* WRITTEN INSTRUCTION:
Reproduce every row below character for character, omitting the picture placeholders.

+++ RECORDS PROVIDED

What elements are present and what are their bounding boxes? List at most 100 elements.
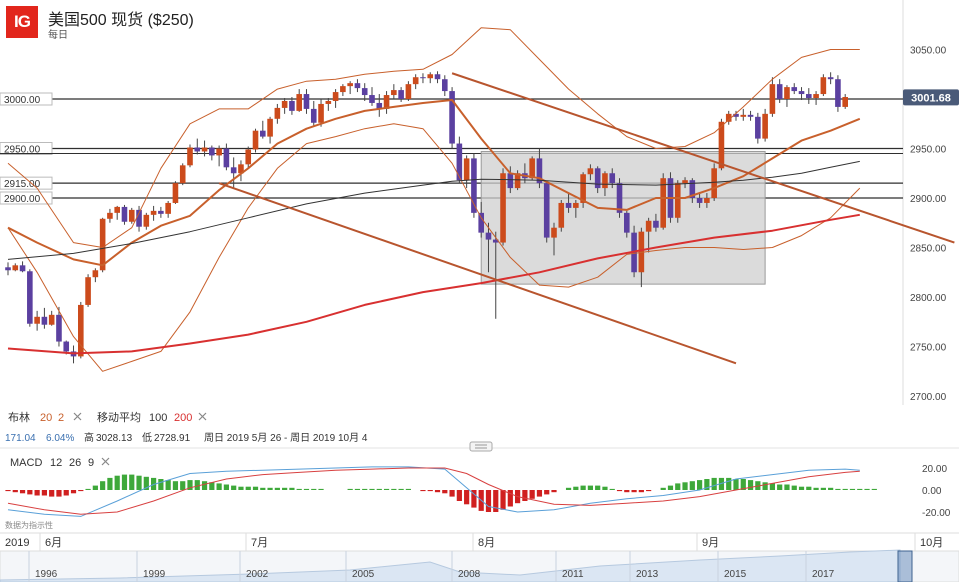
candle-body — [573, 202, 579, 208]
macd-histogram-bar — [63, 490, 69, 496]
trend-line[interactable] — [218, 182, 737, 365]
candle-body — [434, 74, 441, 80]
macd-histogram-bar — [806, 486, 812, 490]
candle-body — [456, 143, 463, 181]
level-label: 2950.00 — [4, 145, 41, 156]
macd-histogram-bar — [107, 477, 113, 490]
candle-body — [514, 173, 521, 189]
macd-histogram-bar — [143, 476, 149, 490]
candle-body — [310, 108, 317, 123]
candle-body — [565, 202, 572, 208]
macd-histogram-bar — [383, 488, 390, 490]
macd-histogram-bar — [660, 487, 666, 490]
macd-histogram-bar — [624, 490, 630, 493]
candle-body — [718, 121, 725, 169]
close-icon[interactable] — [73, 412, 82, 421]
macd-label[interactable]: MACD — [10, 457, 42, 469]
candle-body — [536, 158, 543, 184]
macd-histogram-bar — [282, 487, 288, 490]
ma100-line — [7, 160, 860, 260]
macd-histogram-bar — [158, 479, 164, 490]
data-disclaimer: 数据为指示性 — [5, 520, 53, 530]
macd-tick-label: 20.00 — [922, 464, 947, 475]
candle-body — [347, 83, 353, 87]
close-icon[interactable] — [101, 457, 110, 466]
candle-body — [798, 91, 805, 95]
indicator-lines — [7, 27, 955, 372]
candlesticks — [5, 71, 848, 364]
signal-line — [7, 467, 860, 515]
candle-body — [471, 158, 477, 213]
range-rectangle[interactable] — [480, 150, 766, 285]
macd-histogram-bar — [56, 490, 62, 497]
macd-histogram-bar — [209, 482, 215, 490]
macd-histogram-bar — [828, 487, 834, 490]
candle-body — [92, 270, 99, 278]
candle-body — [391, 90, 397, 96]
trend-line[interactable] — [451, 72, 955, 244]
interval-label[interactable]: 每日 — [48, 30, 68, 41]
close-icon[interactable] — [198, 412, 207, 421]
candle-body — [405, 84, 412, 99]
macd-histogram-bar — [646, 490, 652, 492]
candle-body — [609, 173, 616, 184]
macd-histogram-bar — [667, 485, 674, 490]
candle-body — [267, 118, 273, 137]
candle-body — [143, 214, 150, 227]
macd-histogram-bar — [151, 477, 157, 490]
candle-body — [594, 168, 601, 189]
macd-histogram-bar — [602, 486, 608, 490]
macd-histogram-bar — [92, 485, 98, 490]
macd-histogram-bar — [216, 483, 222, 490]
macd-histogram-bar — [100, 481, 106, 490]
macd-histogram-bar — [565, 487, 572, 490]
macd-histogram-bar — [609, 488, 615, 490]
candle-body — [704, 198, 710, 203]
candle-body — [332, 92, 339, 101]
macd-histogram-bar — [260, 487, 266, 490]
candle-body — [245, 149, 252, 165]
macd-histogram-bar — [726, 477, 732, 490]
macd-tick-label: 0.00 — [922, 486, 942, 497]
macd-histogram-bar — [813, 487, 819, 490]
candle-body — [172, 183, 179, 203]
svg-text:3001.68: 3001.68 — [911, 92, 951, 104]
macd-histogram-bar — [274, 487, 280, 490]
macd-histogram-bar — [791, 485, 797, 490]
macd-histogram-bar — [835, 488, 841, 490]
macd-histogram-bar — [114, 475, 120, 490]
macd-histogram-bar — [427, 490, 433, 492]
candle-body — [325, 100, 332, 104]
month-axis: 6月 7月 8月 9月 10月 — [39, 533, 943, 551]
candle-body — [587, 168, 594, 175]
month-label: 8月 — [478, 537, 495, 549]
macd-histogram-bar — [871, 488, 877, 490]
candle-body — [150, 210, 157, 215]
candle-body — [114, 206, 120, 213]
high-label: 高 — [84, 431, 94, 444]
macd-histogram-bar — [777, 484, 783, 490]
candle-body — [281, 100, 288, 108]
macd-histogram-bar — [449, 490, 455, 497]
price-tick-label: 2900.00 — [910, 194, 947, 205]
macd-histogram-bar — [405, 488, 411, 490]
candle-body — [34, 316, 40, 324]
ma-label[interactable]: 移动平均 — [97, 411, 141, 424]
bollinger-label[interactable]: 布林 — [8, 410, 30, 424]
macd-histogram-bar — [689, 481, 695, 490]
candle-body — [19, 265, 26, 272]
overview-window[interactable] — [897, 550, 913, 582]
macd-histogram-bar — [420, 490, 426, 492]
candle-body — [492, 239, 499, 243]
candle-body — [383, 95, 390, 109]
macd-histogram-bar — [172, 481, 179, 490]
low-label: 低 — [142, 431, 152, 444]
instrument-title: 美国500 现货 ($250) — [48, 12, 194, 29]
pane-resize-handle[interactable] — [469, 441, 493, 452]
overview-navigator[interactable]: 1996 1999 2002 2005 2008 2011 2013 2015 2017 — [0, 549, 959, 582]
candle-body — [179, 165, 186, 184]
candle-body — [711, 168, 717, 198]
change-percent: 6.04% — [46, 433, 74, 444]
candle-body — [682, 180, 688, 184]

++++++

* RESULT OF THE EXERCISE:
What elements are present and what are their bounding boxes? List at most 100 elements.
candle-body — [573, 202, 579, 208]
macd-histogram-bar — [63, 490, 69, 496]
trend-line[interactable] — [218, 182, 737, 365]
candle-body — [434, 74, 441, 80]
macd-histogram-bar — [806, 486, 812, 490]
candle-body — [456, 143, 463, 181]
level-label: 2950.00 — [4, 145, 41, 156]
macd-histogram-bar — [107, 477, 113, 490]
candle-body — [514, 173, 521, 189]
macd-histogram-bar — [143, 476, 149, 490]
candle-body — [310, 108, 317, 123]
candle-body — [565, 202, 572, 208]
macd-histogram-bar — [383, 488, 390, 490]
macd-histogram-bar — [660, 487, 666, 490]
macd-histogram-bar — [624, 490, 630, 493]
candle-body — [718, 121, 725, 169]
close-icon[interactable] — [73, 412, 82, 421]
macd-label[interactable]: MACD — [10, 457, 42, 469]
candle-body — [536, 158, 543, 184]
macd-histogram-bar — [282, 487, 288, 490]
ma100-line — [7, 160, 860, 260]
macd-histogram-bar — [158, 479, 164, 490]
data-disclaimer: 数据为指示性 — [5, 520, 53, 530]
macd-tick-label: 20.00 — [922, 464, 947, 475]
candle-body — [347, 83, 353, 87]
close-icon[interactable] — [101, 457, 110, 466]
candle-body — [798, 91, 805, 95]
indicator-lines — [7, 27, 955, 372]
candlesticks — [5, 71, 848, 364]
signal-line — [7, 467, 860, 515]
candle-body — [471, 158, 477, 213]
range-rectangle[interactable] — [480, 150, 766, 285]
macd-histogram-bar — [56, 490, 62, 497]
macd-histogram-bar — [209, 482, 215, 490]
macd-histogram-bar — [828, 487, 834, 490]
candle-body — [92, 270, 99, 278]
candle-body — [391, 90, 397, 96]
trend-line[interactable] — [451, 72, 955, 244]
interval-label[interactable]: 每日 — [48, 30, 68, 41]
close-icon[interactable] — [198, 412, 207, 421]
candle-body — [405, 84, 412, 99]
macd-histogram-bar — [646, 490, 652, 492]
candle-body — [609, 173, 616, 184]
macd-histogram-bar — [667, 485, 674, 490]
candle-body — [267, 118, 273, 137]
candle-body — [143, 214, 150, 227]
macd-histogram-bar — [151, 477, 157, 490]
candle-body — [594, 168, 601, 189]
macd-histogram-bar — [602, 486, 608, 490]
macd-histogram-bar — [92, 485, 98, 490]
macd-histogram-bar — [216, 483, 222, 490]
macd-histogram-bar — [100, 481, 106, 490]
macd-histogram-bar — [565, 487, 572, 490]
macd-histogram-bar — [609, 488, 615, 490]
candle-body — [704, 198, 710, 203]
candle-body — [332, 92, 339, 101]
macd-histogram-bar — [260, 487, 266, 490]
candle-body — [245, 149, 252, 165]
macd-histogram-bar — [726, 477, 732, 490]
macd-tick-label: 0.00 — [922, 486, 942, 497]
macd-histogram-bar — [813, 487, 819, 490]
candle-body — [172, 183, 179, 203]
svg-text:3001.68: 3001.68 — [911, 92, 951, 104]
macd-histogram-bar — [274, 487, 280, 490]
macd-histogram-bar — [791, 485, 797, 490]
macd-histogram-bar — [835, 488, 841, 490]
macd-histogram-bar — [114, 475, 120, 490]
macd-histogram-bar — [427, 490, 433, 492]
candle-body — [325, 100, 332, 104]
month-axis: 6月 7月 8月 9月 10月 — [39, 533, 943, 551]
candle-body — [587, 168, 594, 175]
month-label: 8月 — [478, 537, 495, 549]
macd-histogram-bar — [871, 488, 877, 490]
candle-body — [150, 210, 157, 215]
candle-body — [114, 206, 120, 213]
high-label: 高 — [84, 431, 94, 444]
macd-histogram-bar — [777, 484, 783, 490]
candle-body — [281, 100, 288, 108]
macd-histogram-bar — [449, 490, 455, 497]
price-tick-label: 2900.00 — [910, 194, 947, 205]
macd-histogram-bar — [405, 488, 411, 490]
candle-body — [34, 316, 40, 324]
ma-label[interactable]: 移动平均 — [97, 411, 141, 424]
bollinger-label[interactable]: 布林 — [8, 410, 30, 424]
macd-histogram-bar — [689, 481, 695, 490]
candle-body — [19, 265, 26, 272]
overview-window[interactable] — [897, 550, 913, 582]
macd-histogram-bar — [420, 490, 426, 492]
candle-body — [492, 239, 499, 243]
candle-body — [383, 95, 390, 109]
macd-histogram-bar — [172, 481, 179, 490]
low-label: 低 — [142, 431, 152, 444]
instrument-title: 美国500 现货 ($250) — [48, 12, 194, 29]
pane-resize-handle[interactable] — [469, 441, 493, 452]
overview-navigator[interactable]: 1996 1999 2002 2005 2008 2011 2013 2015 2017 — [0, 549, 959, 582]
candle-body — [179, 165, 186, 184]
candle-body — [711, 168, 717, 198]
change-percent: 6.04% — [46, 433, 74, 444]
candle-body — [682, 180, 688, 184]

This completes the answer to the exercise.